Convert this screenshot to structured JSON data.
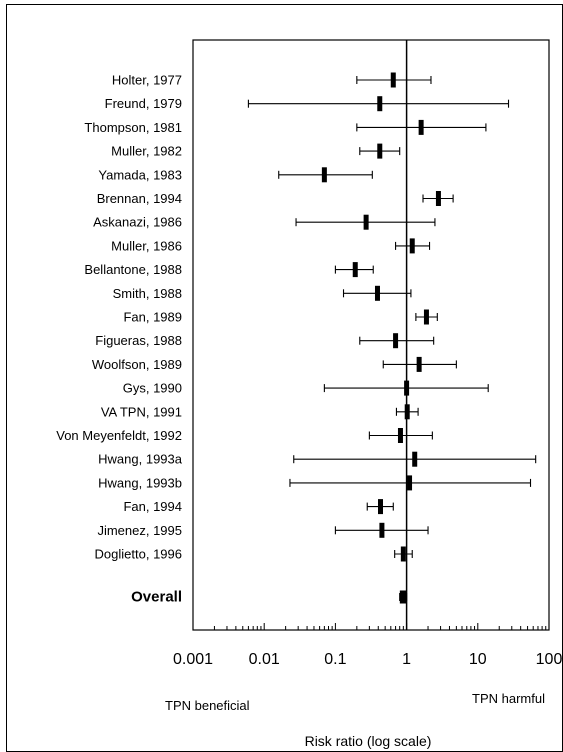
{
  "chart_data": {
    "type": "forest",
    "x_scale": "log",
    "xlim": [
      0.001,
      100
    ],
    "xticks": [
      0.001,
      0.01,
      0.1,
      1,
      10,
      100
    ],
    "xtick_labels": [
      "0.001",
      "0.01",
      "0.1",
      "1",
      "10",
      "100"
    ],
    "reference_line": 1,
    "xlabel": "Risk ratio (log scale)",
    "left_annotation": "TPN  beneficial",
    "right_annotation": "TPN  harmful",
    "studies": [
      {
        "label": "Holter, 1977",
        "rr": 0.65,
        "lo": 0.2,
        "hi": 2.2
      },
      {
        "label": "Freund, 1979",
        "rr": 0.42,
        "lo": 0.006,
        "hi": 27
      },
      {
        "label": "Thompson, 1981",
        "rr": 1.6,
        "lo": 0.2,
        "hi": 13
      },
      {
        "label": "Muller, 1982",
        "rr": 0.42,
        "lo": 0.22,
        "hi": 0.8
      },
      {
        "label": "Yamada, 1983",
        "rr": 0.07,
        "lo": 0.016,
        "hi": 0.33
      },
      {
        "label": "Brennan, 1994",
        "rr": 2.8,
        "lo": 1.7,
        "hi": 4.5
      },
      {
        "label": "Askanazi, 1986",
        "rr": 0.27,
        "lo": 0.028,
        "hi": 2.5
      },
      {
        "label": "Muller, 1986",
        "rr": 1.2,
        "lo": 0.7,
        "hi": 2.1
      },
      {
        "label": "Bellantone, 1988",
        "rr": 0.19,
        "lo": 0.1,
        "hi": 0.34
      },
      {
        "label": "Smith, 1988",
        "rr": 0.39,
        "lo": 0.13,
        "hi": 1.15
      },
      {
        "label": "Fan, 1989",
        "rr": 1.9,
        "lo": 1.35,
        "hi": 2.7
      },
      {
        "label": "Figueras, 1988",
        "rr": 0.7,
        "lo": 0.22,
        "hi": 2.4
      },
      {
        "label": "Woolfson, 1989",
        "rr": 1.5,
        "lo": 0.47,
        "hi": 5
      },
      {
        "label": "Gys, 1990",
        "rr": 1.0,
        "lo": 0.07,
        "hi": 14
      },
      {
        "label": "VA TPN, 1991",
        "rr": 1.02,
        "lo": 0.72,
        "hi": 1.45
      },
      {
        "label": "Von Meyenfeldt, 1992",
        "rr": 0.82,
        "lo": 0.3,
        "hi": 2.3
      },
      {
        "label": "Hwang, 1993a",
        "rr": 1.3,
        "lo": 0.026,
        "hi": 65
      },
      {
        "label": "Hwang, 1993b",
        "rr": 1.1,
        "lo": 0.023,
        "hi": 55
      },
      {
        "label": "Fan, 1994",
        "rr": 0.43,
        "lo": 0.28,
        "hi": 0.65
      },
      {
        "label": "Jimenez, 1995",
        "rr": 0.45,
        "lo": 0.1,
        "hi": 2
      },
      {
        "label": "Doglietto, 1996",
        "rr": 0.9,
        "lo": 0.68,
        "hi": 1.2
      }
    ],
    "overall": {
      "label": "Overall",
      "rr": 0.9,
      "lo": 0.8,
      "hi": 1.0
    }
  }
}
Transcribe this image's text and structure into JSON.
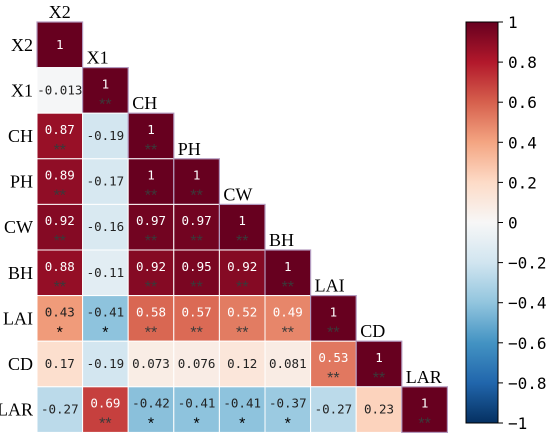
{
  "chart_data": {
    "type": "heatmap",
    "layout": "lower-triangle with labels on the diagonal",
    "variables": [
      "X2",
      "X1",
      "CH",
      "PH",
      "CW",
      "BH",
      "LAI",
      "CD",
      "LAR"
    ],
    "rows": [
      {
        "name": "X2",
        "values": [
          {
            "r": "1"
          }
        ]
      },
      {
        "name": "X1",
        "values": [
          {
            "r": "-0.013"
          },
          {
            "r": "1",
            "sig": "**"
          }
        ]
      },
      {
        "name": "CH",
        "values": [
          {
            "r": "0.87",
            "sig": "**"
          },
          {
            "r": "-0.19"
          },
          {
            "r": "1",
            "sig": "**"
          }
        ]
      },
      {
        "name": "PH",
        "values": [
          {
            "r": "0.89",
            "sig": "**"
          },
          {
            "r": "-0.17"
          },
          {
            "r": "1",
            "sig": "**"
          },
          {
            "r": "1",
            "sig": "**"
          }
        ]
      },
      {
        "name": "CW",
        "values": [
          {
            "r": "0.92",
            "sig": "**"
          },
          {
            "r": "-0.16"
          },
          {
            "r": "0.97",
            "sig": "**"
          },
          {
            "r": "0.97",
            "sig": "**"
          },
          {
            "r": "1",
            "sig": "**"
          }
        ]
      },
      {
        "name": "BH",
        "values": [
          {
            "r": "0.88",
            "sig": "**"
          },
          {
            "r": "-0.11"
          },
          {
            "r": "0.92",
            "sig": "**"
          },
          {
            "r": "0.95",
            "sig": "**"
          },
          {
            "r": "0.92",
            "sig": "**"
          },
          {
            "r": "1",
            "sig": "**"
          }
        ]
      },
      {
        "name": "LAI",
        "values": [
          {
            "r": "0.43",
            "sig": "*"
          },
          {
            "r": "-0.41",
            "sig": "*"
          },
          {
            "r": "0.58",
            "sig": "**"
          },
          {
            "r": "0.57",
            "sig": "**"
          },
          {
            "r": "0.52",
            "sig": "**"
          },
          {
            "r": "0.49",
            "sig": "**"
          },
          {
            "r": "1",
            "sig": "**"
          }
        ]
      },
      {
        "name": "CD",
        "values": [
          {
            "r": "0.17"
          },
          {
            "r": "-0.19"
          },
          {
            "r": "0.073"
          },
          {
            "r": "0.076"
          },
          {
            "r": "0.12"
          },
          {
            "r": "0.081"
          },
          {
            "r": "0.53",
            "sig": "**"
          },
          {
            "r": "1",
            "sig": "**"
          }
        ]
      },
      {
        "name": "LAR",
        "values": [
          {
            "r": "-0.27"
          },
          {
            "r": "0.69",
            "sig": "**"
          },
          {
            "r": "-0.42",
            "sig": "*"
          },
          {
            "r": "-0.41",
            "sig": "*"
          },
          {
            "r": "-0.41",
            "sig": "*"
          },
          {
            "r": "-0.37",
            "sig": "*"
          },
          {
            "r": "-0.27"
          },
          {
            "r": "0.23"
          },
          {
            "r": "1",
            "sig": "**"
          }
        ]
      }
    ],
    "colorbar": {
      "range": [
        -1,
        1
      ],
      "ticks": [
        "1",
        "0.8",
        "0.6",
        "0.4",
        "0.2",
        "0",
        "−0.2",
        "−0.4",
        "−0.6",
        "−0.8",
        "−1"
      ],
      "colormap": "RdBu_r",
      "stops": [
        "#053061",
        "#2166ac",
        "#4393c3",
        "#92c5de",
        "#d1e5f0",
        "#f7f7f7",
        "#fddbc7",
        "#f4a582",
        "#d6604d",
        "#b2182b",
        "#67001f"
      ]
    },
    "colors": {
      "one_star": "#000000",
      "two_star": "#3a3a3a",
      "cell_border": "#ffffff",
      "diag_frame": "#b39abf"
    }
  }
}
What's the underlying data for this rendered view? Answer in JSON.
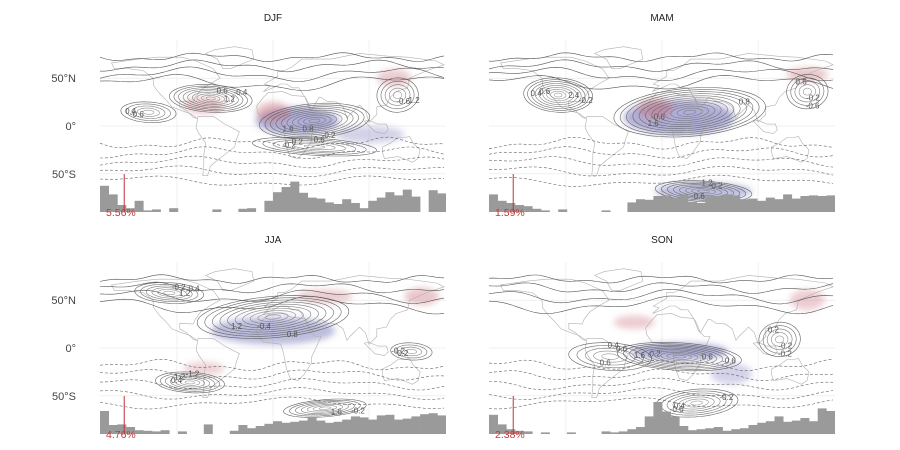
{
  "chart_data": [
    {
      "type": "contour-map",
      "title": "DJF",
      "yticks": [
        "50°N",
        "0°",
        "50°S"
      ],
      "share_label": "5.56%",
      "colors": {
        "neg": "#6d6bb4",
        "pos": "#c8707a",
        "hist": "#9a9a9a",
        "marker": "#c0323a"
      },
      "contour_labels": [
        "1.2",
        "1.6",
        "0.6",
        "-0.6",
        "0.4",
        "-0.4",
        "0.8",
        "-0.2",
        "1.2",
        "-0.6",
        "0.6",
        "-0.2",
        "0.2"
      ],
      "hist_heights": [
        0.82,
        0.55,
        0.22,
        0.12,
        0.35,
        0.05,
        0.08,
        0.0,
        0.12,
        0.0,
        0.0,
        0.0,
        0.0,
        0.08,
        0.0,
        0.0,
        0.1,
        0.12,
        0.0,
        0.35,
        0.62,
        0.78,
        0.95,
        0.6,
        0.45,
        0.42,
        0.3,
        0.25,
        0.4,
        0.28,
        0.12,
        0.35,
        0.45,
        0.62,
        0.52,
        0.7,
        0.48,
        0.0,
        0.68,
        0.58
      ]
    },
    {
      "type": "contour-map",
      "title": "MAM",
      "yticks": [
        "50°N",
        "0°",
        "50°S"
      ],
      "share_label": "1.59%",
      "colors": {
        "neg": "#6d6bb4",
        "pos": "#c8707a",
        "hist": "#9a9a9a",
        "marker": "#c0323a"
      },
      "contour_labels": [
        "2.4",
        "1.6",
        "1.2",
        "-0.2",
        "0.4",
        "0.8",
        "-0.6",
        "0.6",
        "-0.2",
        "-0.6",
        "0.2",
        "-0.6",
        "0.6"
      ],
      "hist_heights": [
        0.55,
        0.35,
        0.28,
        0.22,
        0.18,
        0.1,
        0.05,
        0.0,
        0.08,
        0.0,
        0.0,
        0.0,
        0.0,
        0.05,
        0.0,
        0.0,
        0.3,
        0.4,
        0.38,
        0.5,
        0.52,
        0.45,
        0.55,
        0.32,
        0.28,
        0.48,
        0.5,
        0.55,
        0.52,
        0.4,
        0.42,
        0.35,
        0.45,
        0.4,
        0.55,
        0.42,
        0.5,
        0.52,
        0.5,
        0.52
      ]
    },
    {
      "type": "contour-map",
      "title": "JJA",
      "yticks": [
        "50°N",
        "0°",
        "50°S"
      ],
      "share_label": "4.76%",
      "colors": {
        "neg": "#6d6bb4",
        "pos": "#c8707a",
        "hist": "#9a9a9a",
        "marker": "#c0323a"
      },
      "contour_labels": [
        "1.2",
        "1.2",
        "-1.2",
        "1.6",
        "-0.2",
        "0.4",
        "-0.4",
        "1.2",
        "-0.2",
        "0.2",
        "-0.2",
        "0.8",
        "0.4"
      ],
      "hist_heights": [
        0.72,
        0.28,
        0.3,
        0.22,
        0.12,
        0.1,
        0.08,
        0.12,
        0.0,
        0.08,
        0.0,
        0.0,
        0.3,
        0.0,
        0.0,
        0.1,
        0.28,
        0.18,
        0.25,
        0.32,
        0.4,
        0.35,
        0.38,
        0.42,
        0.5,
        0.42,
        0.35,
        0.38,
        0.45,
        0.55,
        0.52,
        0.45,
        0.58,
        0.6,
        0.45,
        0.48,
        0.55,
        0.62,
        0.65,
        0.58
      ]
    },
    {
      "type": "contour-map",
      "title": "SON",
      "yticks": [
        "50°N",
        "0°",
        "50°S"
      ],
      "share_label": "2.38%",
      "colors": {
        "neg": "#6d6bb4",
        "pos": "#c8707a",
        "hist": "#9a9a9a",
        "marker": "#c0323a"
      },
      "contour_labels": [
        "0.6",
        "-0.6",
        "0.4",
        "-0.2",
        "1.6",
        "-0.2",
        "0.6",
        "0.2",
        "-0.6",
        "0.4",
        "0.6",
        "-0.2",
        "0.2"
      ],
      "hist_heights": [
        0.6,
        0.3,
        0.15,
        0.1,
        0.08,
        0.0,
        0.05,
        0.0,
        0.0,
        0.05,
        0.0,
        0.0,
        0.0,
        0.08,
        0.05,
        0.08,
        0.15,
        0.22,
        0.55,
        1.0,
        0.7,
        0.55,
        0.25,
        0.12,
        0.15,
        0.18,
        0.22,
        0.1,
        0.15,
        0.18,
        0.28,
        0.35,
        0.4,
        0.55,
        0.38,
        0.42,
        0.5,
        0.4,
        0.8,
        0.72
      ]
    }
  ]
}
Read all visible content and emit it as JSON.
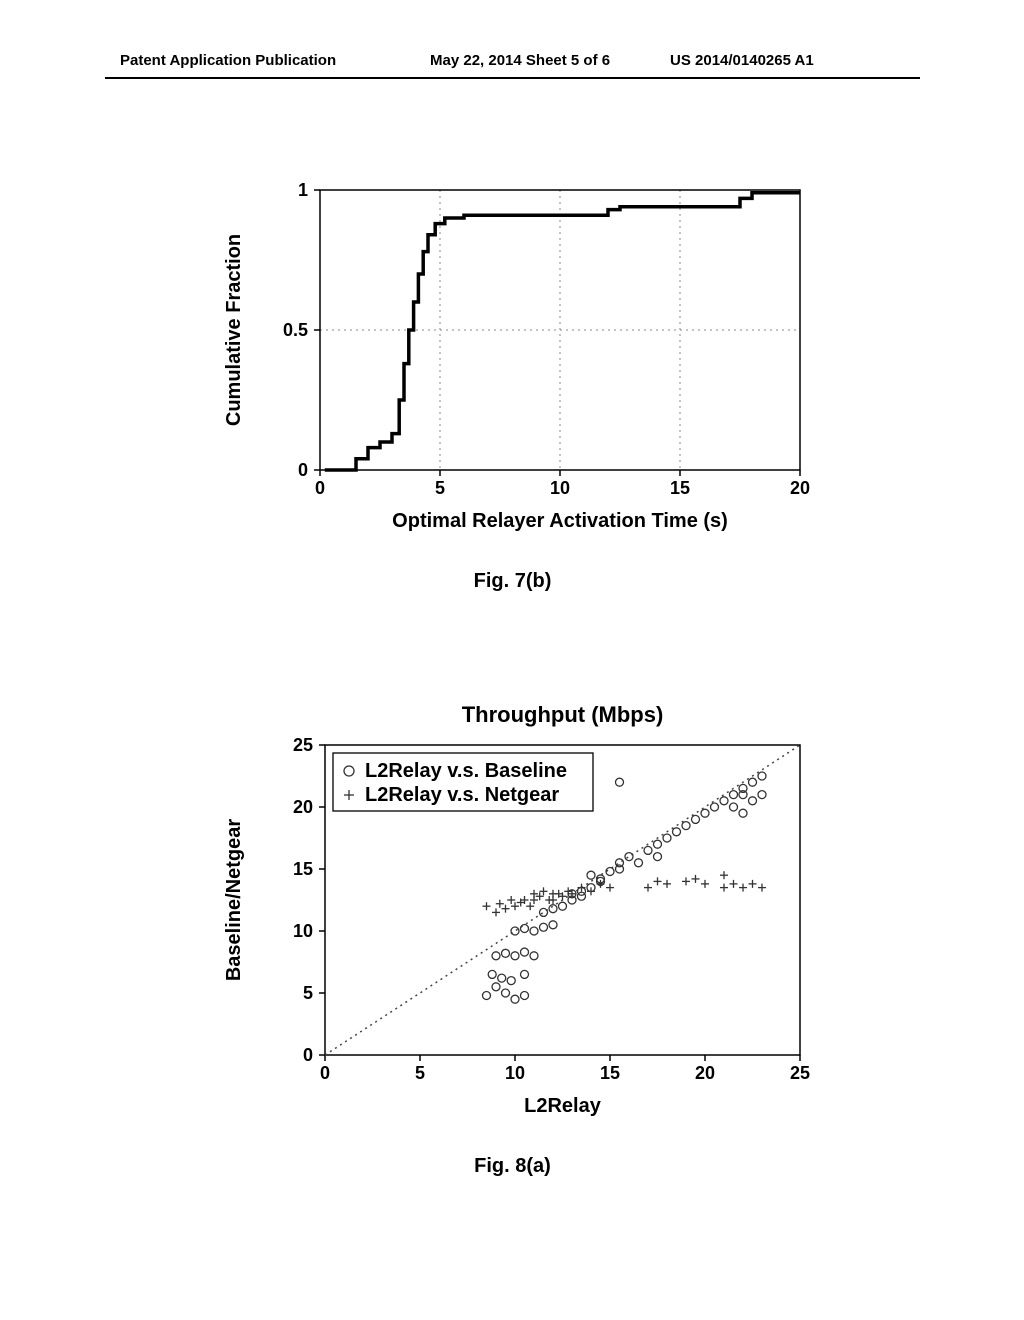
{
  "header": {
    "left": "Patent Application Publication",
    "center": "May 22, 2014  Sheet 5 of 6",
    "right": "US 2014/0140265 A1"
  },
  "fig7b": {
    "type": "cdf",
    "caption": "Fig. 7(b)",
    "xlabel": "Optimal Relayer Activation Time (s)",
    "ylabel": "Cumulative Fraction",
    "xlim": [
      0,
      20
    ],
    "ylim": [
      0,
      1
    ],
    "xticks": [
      0,
      5,
      10,
      15,
      20
    ],
    "yticks": [
      0,
      0.5,
      1
    ],
    "xticklabels": [
      "0",
      "5",
      "10",
      "15",
      "20"
    ],
    "yticklabels": [
      "0",
      "0.5",
      "1"
    ],
    "line_color": "#000000",
    "line_width": 3.5,
    "grid_color": "#888888",
    "background_color": "#ffffff",
    "label_fontsize": 20,
    "tick_fontsize": 18,
    "data": [
      [
        0.2,
        0.0
      ],
      [
        1.5,
        0.0
      ],
      [
        1.5,
        0.04
      ],
      [
        2.0,
        0.04
      ],
      [
        2.0,
        0.08
      ],
      [
        2.5,
        0.08
      ],
      [
        2.5,
        0.1
      ],
      [
        2.8,
        0.1
      ],
      [
        2.8,
        0.1
      ],
      [
        3.0,
        0.1
      ],
      [
        3.0,
        0.13
      ],
      [
        3.3,
        0.13
      ],
      [
        3.3,
        0.25
      ],
      [
        3.5,
        0.25
      ],
      [
        3.5,
        0.38
      ],
      [
        3.7,
        0.38
      ],
      [
        3.7,
        0.5
      ],
      [
        3.9,
        0.5
      ],
      [
        3.9,
        0.6
      ],
      [
        4.1,
        0.6
      ],
      [
        4.1,
        0.7
      ],
      [
        4.3,
        0.7
      ],
      [
        4.3,
        0.78
      ],
      [
        4.5,
        0.78
      ],
      [
        4.5,
        0.84
      ],
      [
        4.8,
        0.84
      ],
      [
        4.8,
        0.88
      ],
      [
        5.2,
        0.88
      ],
      [
        5.2,
        0.9
      ],
      [
        6.0,
        0.9
      ],
      [
        6.0,
        0.91
      ],
      [
        12.0,
        0.91
      ],
      [
        12.0,
        0.93
      ],
      [
        12.5,
        0.93
      ],
      [
        12.5,
        0.94
      ],
      [
        17.5,
        0.94
      ],
      [
        17.5,
        0.97
      ],
      [
        18.0,
        0.97
      ],
      [
        18.0,
        0.99
      ],
      [
        20.0,
        0.99
      ]
    ]
  },
  "fig8a": {
    "type": "scatter",
    "caption": "Fig. 8(a)",
    "title": "Throughput (Mbps)",
    "xlabel": "L2Relay",
    "ylabel": "Baseline/Netgear",
    "xlim": [
      0,
      25
    ],
    "ylim": [
      0,
      25
    ],
    "xticks": [
      0,
      5,
      10,
      15,
      20,
      25
    ],
    "yticks": [
      0,
      5,
      10,
      15,
      20,
      25
    ],
    "xticklabels": [
      "0",
      "5",
      "10",
      "15",
      "20",
      "25"
    ],
    "yticklabels": [
      "0",
      "5",
      "10",
      "15",
      "20",
      "25"
    ],
    "diagonal_color": "#444444",
    "marker_color": "#333333",
    "background_color": "#ffffff",
    "title_fontsize": 22,
    "label_fontsize": 20,
    "tick_fontsize": 18,
    "legend": {
      "items": [
        {
          "marker": "circle",
          "label": "L2Relay v.s. Baseline"
        },
        {
          "marker": "plus",
          "label": "L2Relay v.s. Netgear"
        }
      ],
      "fontsize": 20,
      "border_color": "#000000"
    },
    "baseline_points": [
      [
        8.5,
        4.8
      ],
      [
        9.0,
        5.5
      ],
      [
        9.5,
        5.0
      ],
      [
        10.0,
        4.5
      ],
      [
        10.5,
        4.8
      ],
      [
        8.8,
        6.5
      ],
      [
        9.3,
        6.2
      ],
      [
        9.8,
        6.0
      ],
      [
        10.5,
        6.5
      ],
      [
        9.0,
        8.0
      ],
      [
        9.5,
        8.2
      ],
      [
        10.0,
        8.0
      ],
      [
        10.5,
        8.3
      ],
      [
        11.0,
        8.0
      ],
      [
        10.0,
        10.0
      ],
      [
        10.5,
        10.2
      ],
      [
        11.0,
        10.0
      ],
      [
        11.5,
        10.3
      ],
      [
        12.0,
        10.5
      ],
      [
        11.5,
        11.5
      ],
      [
        12.0,
        11.8
      ],
      [
        12.5,
        12.0
      ],
      [
        13.0,
        12.5
      ],
      [
        13.5,
        12.8
      ],
      [
        13.0,
        13.0
      ],
      [
        13.5,
        13.2
      ],
      [
        14.0,
        13.5
      ],
      [
        14.5,
        14.0
      ],
      [
        14.0,
        14.5
      ],
      [
        14.5,
        14.2
      ],
      [
        15.0,
        14.8
      ],
      [
        15.5,
        15.0
      ],
      [
        15.5,
        15.5
      ],
      [
        16.0,
        16.0
      ],
      [
        16.5,
        15.5
      ],
      [
        17.0,
        16.5
      ],
      [
        17.5,
        17.0
      ],
      [
        18.0,
        17.5
      ],
      [
        18.5,
        18.0
      ],
      [
        17.5,
        16.0
      ],
      [
        19.0,
        18.5
      ],
      [
        19.5,
        19.0
      ],
      [
        20.0,
        19.5
      ],
      [
        20.5,
        20.0
      ],
      [
        21.0,
        20.5
      ],
      [
        21.5,
        21.0
      ],
      [
        22.0,
        21.5
      ],
      [
        22.5,
        22.0
      ],
      [
        23.0,
        22.5
      ],
      [
        22.0,
        21.0
      ],
      [
        21.5,
        20.0
      ],
      [
        22.5,
        20.5
      ],
      [
        23.0,
        21.0
      ],
      [
        22.0,
        19.5
      ],
      [
        15.5,
        22.0
      ]
    ],
    "netgear_points": [
      [
        8.5,
        12.0
      ],
      [
        9.0,
        11.5
      ],
      [
        9.2,
        12.2
      ],
      [
        9.5,
        11.8
      ],
      [
        9.8,
        12.5
      ],
      [
        10.0,
        12.0
      ],
      [
        10.3,
        12.3
      ],
      [
        10.5,
        12.5
      ],
      [
        10.8,
        12.0
      ],
      [
        11.0,
        12.5
      ],
      [
        11.0,
        13.0
      ],
      [
        11.3,
        12.8
      ],
      [
        11.5,
        13.2
      ],
      [
        11.8,
        12.5
      ],
      [
        12.0,
        13.0
      ],
      [
        12.0,
        12.5
      ],
      [
        12.3,
        13.0
      ],
      [
        12.5,
        12.8
      ],
      [
        12.8,
        13.2
      ],
      [
        13.0,
        13.0
      ],
      [
        13.5,
        13.5
      ],
      [
        14.0,
        13.2
      ],
      [
        14.5,
        13.8
      ],
      [
        15.0,
        13.5
      ],
      [
        17.0,
        13.5
      ],
      [
        17.5,
        14.0
      ],
      [
        18.0,
        13.8
      ],
      [
        19.0,
        14.0
      ],
      [
        19.5,
        14.2
      ],
      [
        20.0,
        13.8
      ],
      [
        21.0,
        13.5
      ],
      [
        21.5,
        13.8
      ],
      [
        22.0,
        13.5
      ],
      [
        22.5,
        13.8
      ],
      [
        23.0,
        13.5
      ],
      [
        21.0,
        14.5
      ]
    ]
  }
}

────────────────────────────────────────

Gather every line containing the word "ylabel" and copy it.

Finished answer:
    "ylabel": "Cumulative Fraction",
    "ylabel": "Baseline/Netgear",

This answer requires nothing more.